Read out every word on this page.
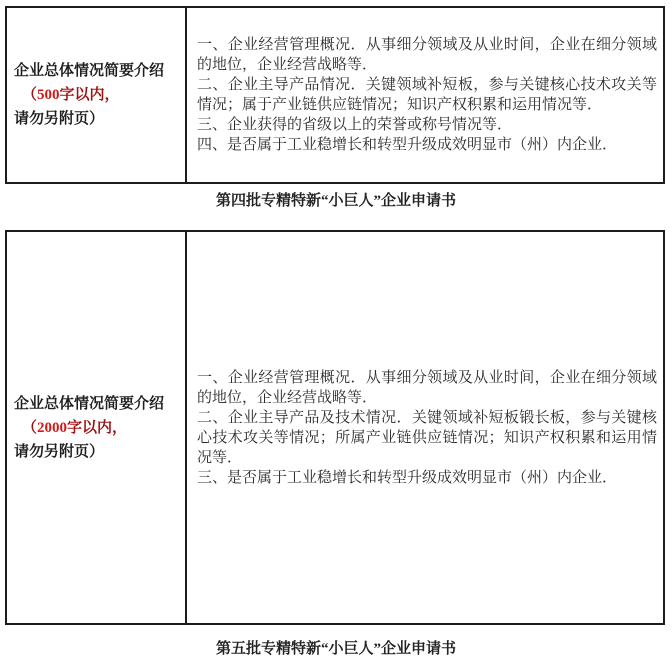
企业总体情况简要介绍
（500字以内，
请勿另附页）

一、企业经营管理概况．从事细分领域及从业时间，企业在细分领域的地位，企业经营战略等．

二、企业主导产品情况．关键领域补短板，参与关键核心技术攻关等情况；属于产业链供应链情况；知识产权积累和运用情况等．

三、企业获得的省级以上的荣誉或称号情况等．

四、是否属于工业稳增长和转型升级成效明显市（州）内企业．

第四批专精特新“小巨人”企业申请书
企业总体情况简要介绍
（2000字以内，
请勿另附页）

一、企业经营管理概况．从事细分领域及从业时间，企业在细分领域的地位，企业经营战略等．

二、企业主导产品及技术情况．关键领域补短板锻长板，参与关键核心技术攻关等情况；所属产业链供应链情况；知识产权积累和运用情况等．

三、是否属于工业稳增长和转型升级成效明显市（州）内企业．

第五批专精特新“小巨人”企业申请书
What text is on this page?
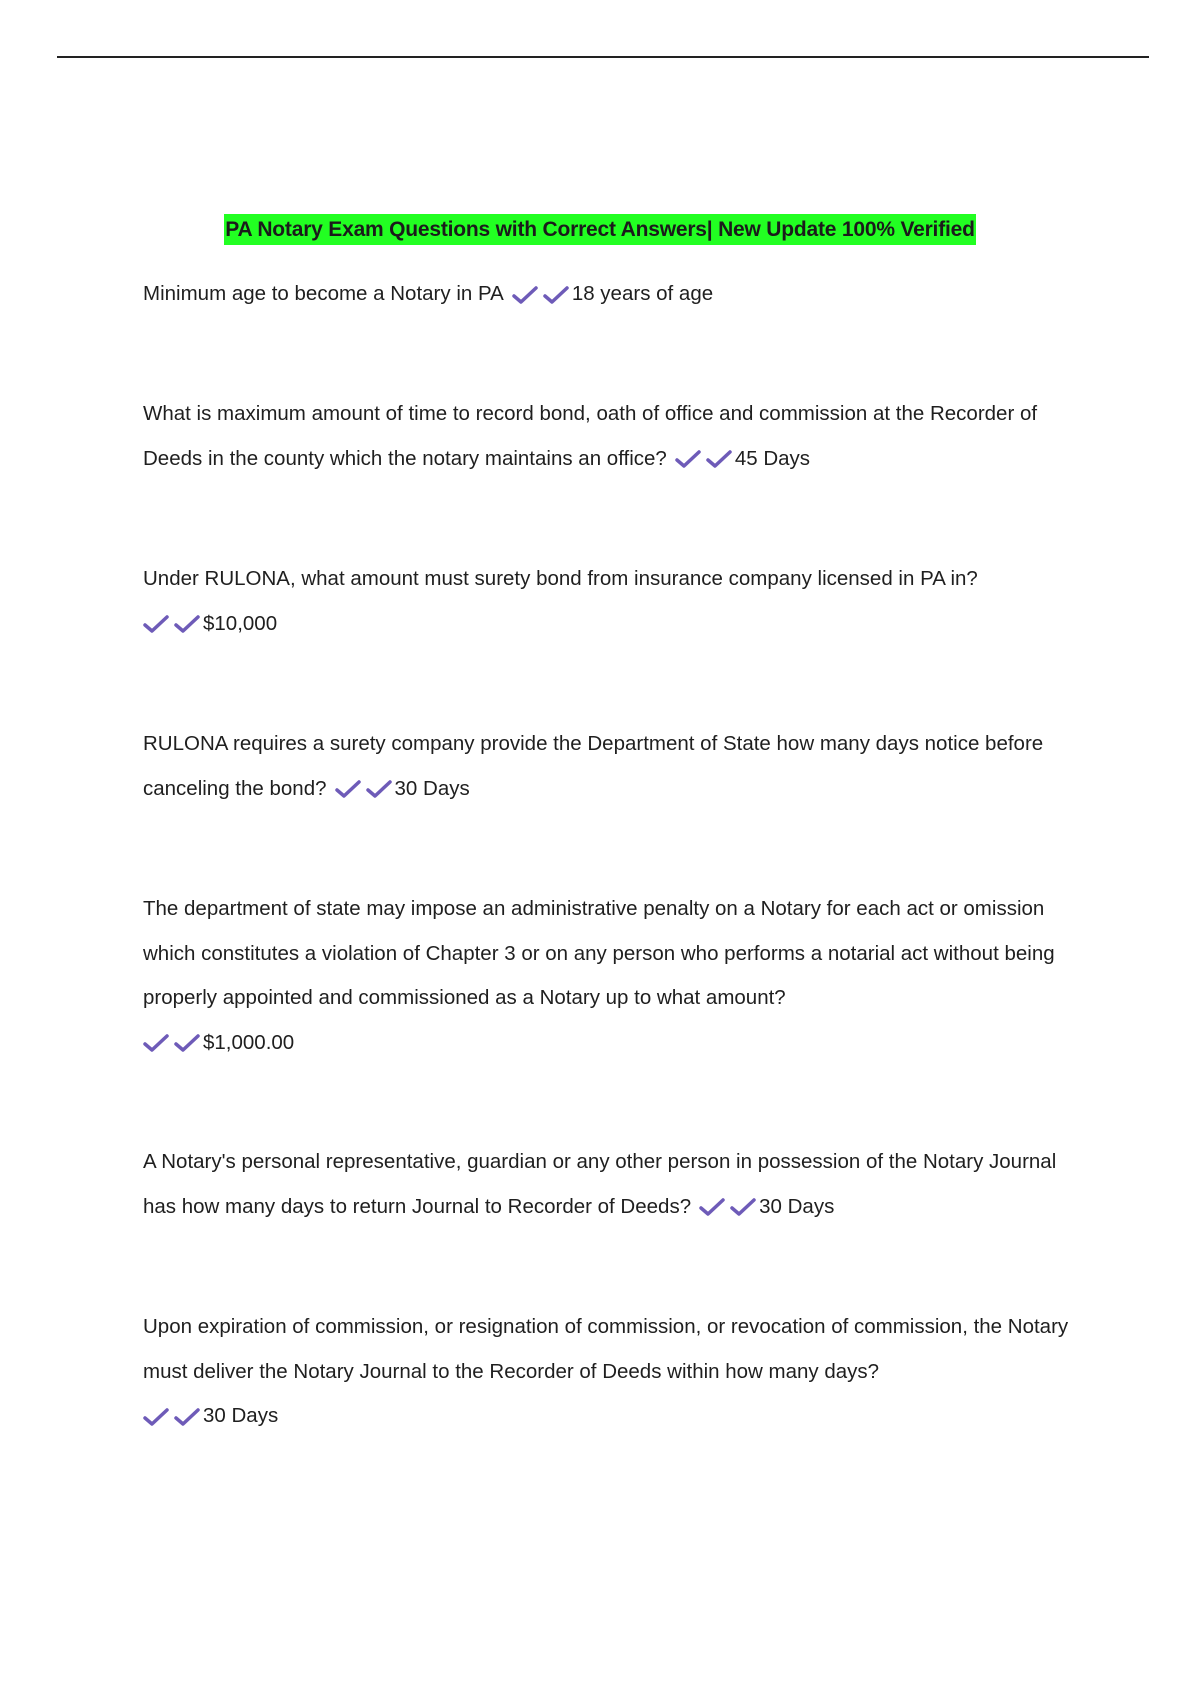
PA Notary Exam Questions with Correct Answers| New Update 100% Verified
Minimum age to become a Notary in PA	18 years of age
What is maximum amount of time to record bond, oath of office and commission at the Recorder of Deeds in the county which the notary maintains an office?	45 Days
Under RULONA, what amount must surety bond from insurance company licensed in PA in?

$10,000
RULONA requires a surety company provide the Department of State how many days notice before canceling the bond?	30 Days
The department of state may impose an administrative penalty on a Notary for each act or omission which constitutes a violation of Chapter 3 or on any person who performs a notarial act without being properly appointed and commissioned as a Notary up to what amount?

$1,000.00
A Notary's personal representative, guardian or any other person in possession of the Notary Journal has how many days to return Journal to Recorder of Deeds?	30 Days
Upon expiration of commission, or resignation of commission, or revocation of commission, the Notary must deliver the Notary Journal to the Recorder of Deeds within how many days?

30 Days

┄┄┄┄┄┄┄┄┄┄┄┄┄┄┄┄┄┄┄┄

- [Exercise instructions]:
The records above are to be quoted exactly, with all pictures left out.

- [Answer below]:
Read out every word on this page.
企业总体情况简要介绍
（500字以内，
请勿另附页）

一、企业经营管理概况．从事细分领域及从业时间，企业在细分领域的地位，企业经营战略等．

二、企业主导产品情况．关键领域补短板，参与关键核心技术攻关等情况；属于产业链供应链情况；知识产权积累和运用情况等．

三、企业获得的省级以上的荣誉或称号情况等．

四、是否属于工业稳增长和转型升级成效明显市（州）内企业．

第四批专精特新“小巨人”企业申请书
企业总体情况简要介绍
（2000字以内，
请勿另附页）

一、企业经营管理概况．从事细分领域及从业时间，企业在细分领域的地位，企业经营战略等．

二、企业主导产品及技术情况．关键领域补短板锻长板，参与关键核心技术攻关等情况；所属产业链供应链情况；知识产权积累和运用情况等．

三、是否属于工业稳增长和转型升级成效明显市（州）内企业．

第五批专精特新“小巨人”企业申请书
What text is on this page?
PA Notary Exam Questions with Correct Answers| New Update 100% Verified
Minimum age to become a Notary in PA	18 years of age
What is maximum amount of time to record bond, oath of office and commission at the Recorder of Deeds in the county which the notary maintains an office?	45 Days
Under RULONA, what amount must surety bond from insurance company licensed in PA in?

$10,000
RULONA requires a surety company provide the Department of State how many days notice before canceling the bond?	30 Days
The department of state may impose an administrative penalty on a Notary for each act or omission which constitutes a violation of Chapter 3 or on any person who performs a notarial act without being properly appointed and commissioned as a Notary up to what amount?

$1,000.00
A Notary's personal representative, guardian or any other person in possession of the Notary Journal has how many days to return Journal to Recorder of Deeds?	30 Days
Upon expiration of commission, or resignation of commission, or revocation of commission, the Notary must deliver the Notary Journal to the Recorder of Deeds within how many days?

30 Days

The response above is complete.